**TASK GOAL:**
Work out how many lines in the listing below include the word "Enhancement"; answer with the number alone.

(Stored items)
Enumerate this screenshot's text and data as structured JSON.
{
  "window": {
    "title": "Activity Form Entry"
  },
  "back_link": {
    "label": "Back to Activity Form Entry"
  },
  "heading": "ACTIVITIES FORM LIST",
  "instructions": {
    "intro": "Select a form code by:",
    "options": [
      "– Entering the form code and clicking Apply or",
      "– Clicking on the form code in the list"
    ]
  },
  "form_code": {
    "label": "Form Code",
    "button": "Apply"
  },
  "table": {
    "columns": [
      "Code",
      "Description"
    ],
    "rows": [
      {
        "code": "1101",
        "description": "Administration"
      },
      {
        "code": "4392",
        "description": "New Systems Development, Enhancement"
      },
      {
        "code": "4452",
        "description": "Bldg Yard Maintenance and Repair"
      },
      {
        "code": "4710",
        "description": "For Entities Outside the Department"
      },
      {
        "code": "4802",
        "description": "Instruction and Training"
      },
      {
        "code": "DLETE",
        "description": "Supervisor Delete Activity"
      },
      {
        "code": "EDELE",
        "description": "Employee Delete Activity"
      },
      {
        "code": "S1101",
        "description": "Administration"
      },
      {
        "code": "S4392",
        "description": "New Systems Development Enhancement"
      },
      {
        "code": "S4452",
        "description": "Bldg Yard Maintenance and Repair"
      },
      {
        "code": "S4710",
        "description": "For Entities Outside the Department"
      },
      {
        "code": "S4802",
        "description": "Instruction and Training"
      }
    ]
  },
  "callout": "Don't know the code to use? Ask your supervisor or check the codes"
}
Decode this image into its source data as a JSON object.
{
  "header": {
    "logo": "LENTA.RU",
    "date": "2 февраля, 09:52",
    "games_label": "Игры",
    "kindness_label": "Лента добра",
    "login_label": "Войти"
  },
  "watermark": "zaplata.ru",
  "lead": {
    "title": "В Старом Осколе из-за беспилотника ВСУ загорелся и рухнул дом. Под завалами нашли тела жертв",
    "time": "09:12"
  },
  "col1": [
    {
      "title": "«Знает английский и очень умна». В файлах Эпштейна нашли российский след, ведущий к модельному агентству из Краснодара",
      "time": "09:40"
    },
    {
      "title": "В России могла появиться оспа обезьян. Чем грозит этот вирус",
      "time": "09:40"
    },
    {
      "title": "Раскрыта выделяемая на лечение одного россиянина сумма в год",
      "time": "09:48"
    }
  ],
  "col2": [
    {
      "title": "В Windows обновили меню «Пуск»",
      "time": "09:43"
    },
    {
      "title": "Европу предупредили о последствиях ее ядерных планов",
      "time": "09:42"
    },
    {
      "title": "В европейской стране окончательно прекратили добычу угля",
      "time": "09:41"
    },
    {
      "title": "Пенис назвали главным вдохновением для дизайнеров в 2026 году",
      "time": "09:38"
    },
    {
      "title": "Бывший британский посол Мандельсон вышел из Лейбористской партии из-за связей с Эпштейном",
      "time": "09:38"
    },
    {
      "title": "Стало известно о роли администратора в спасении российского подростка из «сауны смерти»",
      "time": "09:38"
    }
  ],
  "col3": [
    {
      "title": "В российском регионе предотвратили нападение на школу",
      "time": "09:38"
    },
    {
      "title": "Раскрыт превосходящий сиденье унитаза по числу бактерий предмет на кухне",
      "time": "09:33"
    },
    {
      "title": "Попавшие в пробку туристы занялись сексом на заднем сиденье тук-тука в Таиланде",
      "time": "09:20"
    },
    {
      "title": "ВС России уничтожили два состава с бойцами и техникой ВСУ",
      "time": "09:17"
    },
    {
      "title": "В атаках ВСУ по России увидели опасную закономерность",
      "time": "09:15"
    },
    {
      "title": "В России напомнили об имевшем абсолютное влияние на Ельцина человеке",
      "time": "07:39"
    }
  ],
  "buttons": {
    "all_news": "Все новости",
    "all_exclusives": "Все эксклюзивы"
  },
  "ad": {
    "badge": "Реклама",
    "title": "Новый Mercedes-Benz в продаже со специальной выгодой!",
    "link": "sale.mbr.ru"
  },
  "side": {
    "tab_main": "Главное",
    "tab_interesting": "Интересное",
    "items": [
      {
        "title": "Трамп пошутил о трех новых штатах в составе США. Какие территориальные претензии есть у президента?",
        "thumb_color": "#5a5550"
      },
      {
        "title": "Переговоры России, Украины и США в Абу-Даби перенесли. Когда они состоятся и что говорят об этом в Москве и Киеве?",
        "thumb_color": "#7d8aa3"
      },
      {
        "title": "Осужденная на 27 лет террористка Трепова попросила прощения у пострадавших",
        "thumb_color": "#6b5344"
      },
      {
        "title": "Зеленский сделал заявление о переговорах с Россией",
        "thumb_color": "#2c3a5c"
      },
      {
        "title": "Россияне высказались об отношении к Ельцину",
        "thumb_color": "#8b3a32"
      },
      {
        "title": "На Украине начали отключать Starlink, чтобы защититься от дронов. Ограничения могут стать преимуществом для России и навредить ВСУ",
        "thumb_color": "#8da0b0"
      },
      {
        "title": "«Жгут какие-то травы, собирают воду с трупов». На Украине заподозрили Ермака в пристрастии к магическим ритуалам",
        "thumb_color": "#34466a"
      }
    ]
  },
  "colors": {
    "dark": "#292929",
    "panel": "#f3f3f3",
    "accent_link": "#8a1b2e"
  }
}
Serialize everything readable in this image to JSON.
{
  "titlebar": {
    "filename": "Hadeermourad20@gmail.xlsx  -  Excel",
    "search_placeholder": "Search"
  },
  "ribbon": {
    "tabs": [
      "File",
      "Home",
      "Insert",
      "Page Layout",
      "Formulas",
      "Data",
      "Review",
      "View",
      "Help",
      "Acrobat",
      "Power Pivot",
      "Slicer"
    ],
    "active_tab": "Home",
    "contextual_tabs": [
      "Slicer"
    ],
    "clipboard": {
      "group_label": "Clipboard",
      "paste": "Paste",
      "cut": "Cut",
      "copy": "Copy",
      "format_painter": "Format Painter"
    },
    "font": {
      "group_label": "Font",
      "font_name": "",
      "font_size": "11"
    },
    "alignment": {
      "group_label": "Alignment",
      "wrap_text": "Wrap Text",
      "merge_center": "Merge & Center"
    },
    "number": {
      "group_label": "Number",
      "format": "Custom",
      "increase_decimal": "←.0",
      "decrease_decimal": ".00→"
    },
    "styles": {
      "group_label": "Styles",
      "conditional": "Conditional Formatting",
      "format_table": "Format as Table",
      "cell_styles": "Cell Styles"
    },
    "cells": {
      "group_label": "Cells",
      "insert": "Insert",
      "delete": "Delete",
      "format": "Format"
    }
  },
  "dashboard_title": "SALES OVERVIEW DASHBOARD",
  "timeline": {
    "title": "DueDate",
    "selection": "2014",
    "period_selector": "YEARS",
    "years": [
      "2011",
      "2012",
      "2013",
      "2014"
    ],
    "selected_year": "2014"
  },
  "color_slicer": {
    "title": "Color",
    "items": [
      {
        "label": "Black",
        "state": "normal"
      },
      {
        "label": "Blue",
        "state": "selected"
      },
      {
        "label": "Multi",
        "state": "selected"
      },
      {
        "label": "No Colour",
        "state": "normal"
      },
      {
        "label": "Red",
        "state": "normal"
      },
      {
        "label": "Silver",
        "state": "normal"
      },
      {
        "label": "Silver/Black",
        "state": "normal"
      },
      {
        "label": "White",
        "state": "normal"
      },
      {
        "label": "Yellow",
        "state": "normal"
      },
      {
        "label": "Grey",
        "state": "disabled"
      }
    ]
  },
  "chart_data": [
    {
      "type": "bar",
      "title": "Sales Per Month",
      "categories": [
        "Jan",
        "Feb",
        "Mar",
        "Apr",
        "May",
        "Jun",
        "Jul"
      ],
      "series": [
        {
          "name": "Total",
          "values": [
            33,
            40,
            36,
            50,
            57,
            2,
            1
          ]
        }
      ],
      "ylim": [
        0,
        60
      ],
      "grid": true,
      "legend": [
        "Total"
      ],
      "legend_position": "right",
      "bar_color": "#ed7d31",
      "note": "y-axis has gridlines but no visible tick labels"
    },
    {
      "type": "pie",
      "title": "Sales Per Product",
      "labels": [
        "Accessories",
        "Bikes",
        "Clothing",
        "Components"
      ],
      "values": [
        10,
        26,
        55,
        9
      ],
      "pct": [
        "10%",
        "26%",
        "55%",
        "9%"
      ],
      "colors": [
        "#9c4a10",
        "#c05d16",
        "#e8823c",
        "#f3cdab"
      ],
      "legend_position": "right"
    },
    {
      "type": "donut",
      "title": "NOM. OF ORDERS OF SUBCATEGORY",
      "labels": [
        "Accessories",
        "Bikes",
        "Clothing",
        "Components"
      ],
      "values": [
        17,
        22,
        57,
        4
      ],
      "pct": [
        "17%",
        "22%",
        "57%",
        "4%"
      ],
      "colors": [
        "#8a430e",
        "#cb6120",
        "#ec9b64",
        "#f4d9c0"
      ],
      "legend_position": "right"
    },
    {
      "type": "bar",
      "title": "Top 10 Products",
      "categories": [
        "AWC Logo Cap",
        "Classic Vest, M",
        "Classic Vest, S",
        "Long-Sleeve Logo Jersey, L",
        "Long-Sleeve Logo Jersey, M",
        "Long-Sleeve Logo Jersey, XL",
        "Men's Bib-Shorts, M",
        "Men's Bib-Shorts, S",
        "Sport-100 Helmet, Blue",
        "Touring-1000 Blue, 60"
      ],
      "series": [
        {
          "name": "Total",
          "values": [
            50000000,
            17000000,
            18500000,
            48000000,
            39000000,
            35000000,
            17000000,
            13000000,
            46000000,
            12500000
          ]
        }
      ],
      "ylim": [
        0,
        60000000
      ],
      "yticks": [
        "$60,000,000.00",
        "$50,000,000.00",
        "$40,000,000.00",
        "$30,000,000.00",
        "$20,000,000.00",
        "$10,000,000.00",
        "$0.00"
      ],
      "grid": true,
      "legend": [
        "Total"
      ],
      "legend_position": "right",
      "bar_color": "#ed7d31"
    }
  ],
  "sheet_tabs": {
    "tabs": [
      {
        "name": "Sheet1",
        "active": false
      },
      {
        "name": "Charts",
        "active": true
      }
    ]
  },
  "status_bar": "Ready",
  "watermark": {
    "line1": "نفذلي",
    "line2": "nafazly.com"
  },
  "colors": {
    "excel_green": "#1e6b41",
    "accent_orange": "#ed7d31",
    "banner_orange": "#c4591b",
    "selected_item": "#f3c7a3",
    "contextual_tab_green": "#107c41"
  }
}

**THE REPLY:**
2